INPUT FOR THIS TASK =>
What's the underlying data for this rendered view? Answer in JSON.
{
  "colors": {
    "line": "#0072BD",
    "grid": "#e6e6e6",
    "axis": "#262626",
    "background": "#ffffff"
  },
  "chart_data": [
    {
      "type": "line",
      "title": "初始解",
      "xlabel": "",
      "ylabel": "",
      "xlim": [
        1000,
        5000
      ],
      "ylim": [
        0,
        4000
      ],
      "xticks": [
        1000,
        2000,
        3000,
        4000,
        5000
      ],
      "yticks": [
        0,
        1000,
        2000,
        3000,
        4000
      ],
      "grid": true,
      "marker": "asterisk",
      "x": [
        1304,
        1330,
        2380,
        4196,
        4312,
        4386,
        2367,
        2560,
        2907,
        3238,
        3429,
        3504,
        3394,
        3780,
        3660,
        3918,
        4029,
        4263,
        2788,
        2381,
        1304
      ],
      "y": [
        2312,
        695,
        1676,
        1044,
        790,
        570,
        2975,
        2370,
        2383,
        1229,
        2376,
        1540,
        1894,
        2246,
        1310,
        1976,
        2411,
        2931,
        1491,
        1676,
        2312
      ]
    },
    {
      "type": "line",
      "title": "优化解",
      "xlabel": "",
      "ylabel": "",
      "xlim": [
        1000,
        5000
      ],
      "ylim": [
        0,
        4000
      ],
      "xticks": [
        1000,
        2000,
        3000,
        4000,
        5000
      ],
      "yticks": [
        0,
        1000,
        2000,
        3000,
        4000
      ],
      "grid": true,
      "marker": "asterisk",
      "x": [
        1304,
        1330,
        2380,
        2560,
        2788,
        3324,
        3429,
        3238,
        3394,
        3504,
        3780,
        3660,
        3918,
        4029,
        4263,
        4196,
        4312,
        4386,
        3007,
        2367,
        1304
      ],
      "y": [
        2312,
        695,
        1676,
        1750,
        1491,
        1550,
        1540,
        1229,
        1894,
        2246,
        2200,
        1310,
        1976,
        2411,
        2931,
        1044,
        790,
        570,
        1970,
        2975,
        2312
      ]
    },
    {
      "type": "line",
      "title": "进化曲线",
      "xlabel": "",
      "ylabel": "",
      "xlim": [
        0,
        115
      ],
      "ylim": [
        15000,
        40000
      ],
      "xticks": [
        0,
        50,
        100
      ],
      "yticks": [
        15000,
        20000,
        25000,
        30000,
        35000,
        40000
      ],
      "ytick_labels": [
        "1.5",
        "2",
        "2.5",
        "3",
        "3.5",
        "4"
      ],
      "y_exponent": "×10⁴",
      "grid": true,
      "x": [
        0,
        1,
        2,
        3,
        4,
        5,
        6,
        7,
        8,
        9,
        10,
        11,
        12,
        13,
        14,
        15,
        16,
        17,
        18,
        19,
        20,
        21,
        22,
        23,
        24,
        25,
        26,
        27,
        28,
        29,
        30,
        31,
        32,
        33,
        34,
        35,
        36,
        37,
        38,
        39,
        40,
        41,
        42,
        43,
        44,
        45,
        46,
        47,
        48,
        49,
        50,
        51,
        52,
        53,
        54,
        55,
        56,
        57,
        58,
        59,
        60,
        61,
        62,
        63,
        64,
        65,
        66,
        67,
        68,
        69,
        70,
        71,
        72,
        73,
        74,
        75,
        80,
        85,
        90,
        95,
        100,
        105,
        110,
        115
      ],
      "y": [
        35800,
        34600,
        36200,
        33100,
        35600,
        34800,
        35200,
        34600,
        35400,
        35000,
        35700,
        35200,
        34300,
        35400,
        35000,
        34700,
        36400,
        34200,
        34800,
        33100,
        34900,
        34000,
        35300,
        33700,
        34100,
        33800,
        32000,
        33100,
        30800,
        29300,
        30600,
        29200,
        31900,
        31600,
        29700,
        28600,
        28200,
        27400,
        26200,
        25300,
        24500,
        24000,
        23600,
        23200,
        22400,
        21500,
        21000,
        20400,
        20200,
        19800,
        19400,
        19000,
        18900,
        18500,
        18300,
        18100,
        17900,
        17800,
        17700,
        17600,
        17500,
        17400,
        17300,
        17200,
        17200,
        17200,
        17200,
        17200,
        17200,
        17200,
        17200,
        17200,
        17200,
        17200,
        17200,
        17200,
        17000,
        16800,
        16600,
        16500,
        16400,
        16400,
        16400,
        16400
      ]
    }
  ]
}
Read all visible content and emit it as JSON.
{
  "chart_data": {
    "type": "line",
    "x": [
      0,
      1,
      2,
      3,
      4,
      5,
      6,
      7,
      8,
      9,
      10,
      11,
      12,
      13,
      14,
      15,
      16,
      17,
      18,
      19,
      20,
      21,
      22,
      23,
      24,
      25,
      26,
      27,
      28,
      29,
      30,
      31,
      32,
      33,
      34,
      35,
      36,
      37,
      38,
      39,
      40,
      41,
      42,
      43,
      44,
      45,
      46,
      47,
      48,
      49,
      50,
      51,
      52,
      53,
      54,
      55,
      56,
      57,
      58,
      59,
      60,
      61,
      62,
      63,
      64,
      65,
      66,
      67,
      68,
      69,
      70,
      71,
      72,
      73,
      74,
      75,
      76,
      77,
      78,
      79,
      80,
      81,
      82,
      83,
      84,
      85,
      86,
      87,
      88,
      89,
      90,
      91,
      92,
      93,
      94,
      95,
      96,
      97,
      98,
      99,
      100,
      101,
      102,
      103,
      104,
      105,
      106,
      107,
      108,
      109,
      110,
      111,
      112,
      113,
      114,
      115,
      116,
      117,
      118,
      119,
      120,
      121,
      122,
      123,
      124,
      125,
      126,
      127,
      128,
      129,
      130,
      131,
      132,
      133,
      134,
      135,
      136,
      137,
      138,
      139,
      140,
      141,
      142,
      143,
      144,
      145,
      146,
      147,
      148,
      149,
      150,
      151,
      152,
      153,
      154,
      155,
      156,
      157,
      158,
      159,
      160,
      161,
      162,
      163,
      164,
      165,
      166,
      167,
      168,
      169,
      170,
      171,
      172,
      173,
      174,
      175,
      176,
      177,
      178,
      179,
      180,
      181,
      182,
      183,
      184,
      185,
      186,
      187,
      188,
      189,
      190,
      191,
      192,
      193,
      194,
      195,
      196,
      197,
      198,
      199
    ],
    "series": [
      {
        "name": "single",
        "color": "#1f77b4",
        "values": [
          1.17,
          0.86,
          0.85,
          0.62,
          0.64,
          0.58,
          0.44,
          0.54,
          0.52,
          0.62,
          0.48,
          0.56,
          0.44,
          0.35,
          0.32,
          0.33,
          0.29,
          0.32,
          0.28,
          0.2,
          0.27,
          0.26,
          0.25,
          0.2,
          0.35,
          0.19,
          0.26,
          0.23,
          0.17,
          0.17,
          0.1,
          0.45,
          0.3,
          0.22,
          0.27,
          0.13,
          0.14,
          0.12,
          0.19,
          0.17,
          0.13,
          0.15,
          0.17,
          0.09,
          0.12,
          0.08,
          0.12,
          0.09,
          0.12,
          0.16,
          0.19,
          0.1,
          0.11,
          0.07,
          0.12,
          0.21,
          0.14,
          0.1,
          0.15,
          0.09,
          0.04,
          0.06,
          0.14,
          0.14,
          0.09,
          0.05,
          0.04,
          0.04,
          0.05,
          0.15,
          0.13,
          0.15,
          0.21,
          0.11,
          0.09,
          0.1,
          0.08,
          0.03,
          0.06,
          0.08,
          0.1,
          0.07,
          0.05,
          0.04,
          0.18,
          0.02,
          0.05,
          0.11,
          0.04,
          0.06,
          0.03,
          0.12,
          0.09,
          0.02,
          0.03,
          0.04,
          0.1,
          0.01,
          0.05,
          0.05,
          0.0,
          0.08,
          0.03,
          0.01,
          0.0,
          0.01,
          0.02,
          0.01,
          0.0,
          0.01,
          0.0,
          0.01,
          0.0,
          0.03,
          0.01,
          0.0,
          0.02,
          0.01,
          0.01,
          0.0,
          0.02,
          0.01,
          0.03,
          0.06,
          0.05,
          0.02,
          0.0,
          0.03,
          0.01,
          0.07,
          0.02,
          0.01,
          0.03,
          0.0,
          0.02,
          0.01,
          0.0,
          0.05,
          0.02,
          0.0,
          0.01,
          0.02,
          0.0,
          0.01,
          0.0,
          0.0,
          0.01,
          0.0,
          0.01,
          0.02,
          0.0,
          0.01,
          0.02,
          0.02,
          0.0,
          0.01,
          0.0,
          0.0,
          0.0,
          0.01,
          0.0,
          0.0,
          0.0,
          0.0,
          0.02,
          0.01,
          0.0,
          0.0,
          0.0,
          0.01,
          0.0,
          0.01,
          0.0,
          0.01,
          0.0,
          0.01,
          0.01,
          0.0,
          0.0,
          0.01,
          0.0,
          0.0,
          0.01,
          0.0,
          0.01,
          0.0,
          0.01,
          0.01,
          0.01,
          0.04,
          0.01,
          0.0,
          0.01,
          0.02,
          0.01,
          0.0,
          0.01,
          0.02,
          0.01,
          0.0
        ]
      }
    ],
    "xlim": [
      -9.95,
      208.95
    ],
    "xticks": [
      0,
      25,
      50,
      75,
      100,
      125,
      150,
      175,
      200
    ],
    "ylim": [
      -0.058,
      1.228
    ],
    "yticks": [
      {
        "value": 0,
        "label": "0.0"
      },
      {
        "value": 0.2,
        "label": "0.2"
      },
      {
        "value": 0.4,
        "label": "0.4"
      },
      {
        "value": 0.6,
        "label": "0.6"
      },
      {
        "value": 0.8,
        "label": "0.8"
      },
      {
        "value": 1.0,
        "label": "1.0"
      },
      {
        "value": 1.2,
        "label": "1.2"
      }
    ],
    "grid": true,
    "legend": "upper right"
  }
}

REQUIRED WORK => Find the lines containing "JSON" and list every one of them.

EXERCISE RESULT =>
What's the underlying data for this rendered view? Answer in JSON.
Read all visible content and emit it as JSON.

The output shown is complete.